◆ Prompt ◆
Every line with the word "ámbito" in it should be extracted from the data that follows.

◆ Working data ◆
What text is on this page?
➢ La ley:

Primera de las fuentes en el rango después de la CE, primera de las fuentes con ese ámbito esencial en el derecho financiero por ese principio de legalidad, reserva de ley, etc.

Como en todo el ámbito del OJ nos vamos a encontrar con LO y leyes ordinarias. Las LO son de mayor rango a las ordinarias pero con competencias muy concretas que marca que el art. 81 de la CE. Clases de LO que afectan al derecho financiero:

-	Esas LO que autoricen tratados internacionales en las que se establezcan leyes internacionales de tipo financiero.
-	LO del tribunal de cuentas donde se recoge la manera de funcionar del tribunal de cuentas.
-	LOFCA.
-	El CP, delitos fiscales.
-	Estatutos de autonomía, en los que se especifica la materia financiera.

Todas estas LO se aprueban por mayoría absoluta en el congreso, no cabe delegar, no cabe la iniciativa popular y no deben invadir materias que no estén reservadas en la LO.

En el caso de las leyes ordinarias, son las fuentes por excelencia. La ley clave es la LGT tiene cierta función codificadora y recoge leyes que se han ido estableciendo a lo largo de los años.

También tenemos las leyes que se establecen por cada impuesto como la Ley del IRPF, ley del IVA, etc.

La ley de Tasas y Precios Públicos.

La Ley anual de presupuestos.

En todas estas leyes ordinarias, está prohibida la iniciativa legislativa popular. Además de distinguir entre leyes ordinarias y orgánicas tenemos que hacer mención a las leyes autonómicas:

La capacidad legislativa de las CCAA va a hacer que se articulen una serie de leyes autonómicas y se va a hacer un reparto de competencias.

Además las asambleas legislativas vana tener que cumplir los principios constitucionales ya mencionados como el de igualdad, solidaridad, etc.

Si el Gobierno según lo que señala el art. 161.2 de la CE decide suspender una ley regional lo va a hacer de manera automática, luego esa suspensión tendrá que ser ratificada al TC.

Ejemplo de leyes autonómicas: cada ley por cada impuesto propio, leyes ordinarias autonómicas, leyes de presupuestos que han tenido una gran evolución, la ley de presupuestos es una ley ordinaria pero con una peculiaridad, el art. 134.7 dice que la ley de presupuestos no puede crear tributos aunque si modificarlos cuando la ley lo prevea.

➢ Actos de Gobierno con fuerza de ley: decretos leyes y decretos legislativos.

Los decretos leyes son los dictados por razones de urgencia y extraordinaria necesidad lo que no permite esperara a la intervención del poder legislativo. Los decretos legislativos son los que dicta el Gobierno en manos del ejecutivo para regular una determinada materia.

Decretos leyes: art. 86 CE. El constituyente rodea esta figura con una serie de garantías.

◆ Response ◆
Primera de las fuentes en el rango después de la CE, primera de las fuentes con ese ámbito esencial en el derecho financiero por ese principio de legalidad, reserva de ley, etc.
Como en todo el ámbito del OJ nos vamos a encontrar con LO y leyes ordinarias. Las LO son de mayor rango a las ordinarias pero con competencias muy concretas que marca que el art. 81 de la CE. Clases de LO que afectan al derecho financiero:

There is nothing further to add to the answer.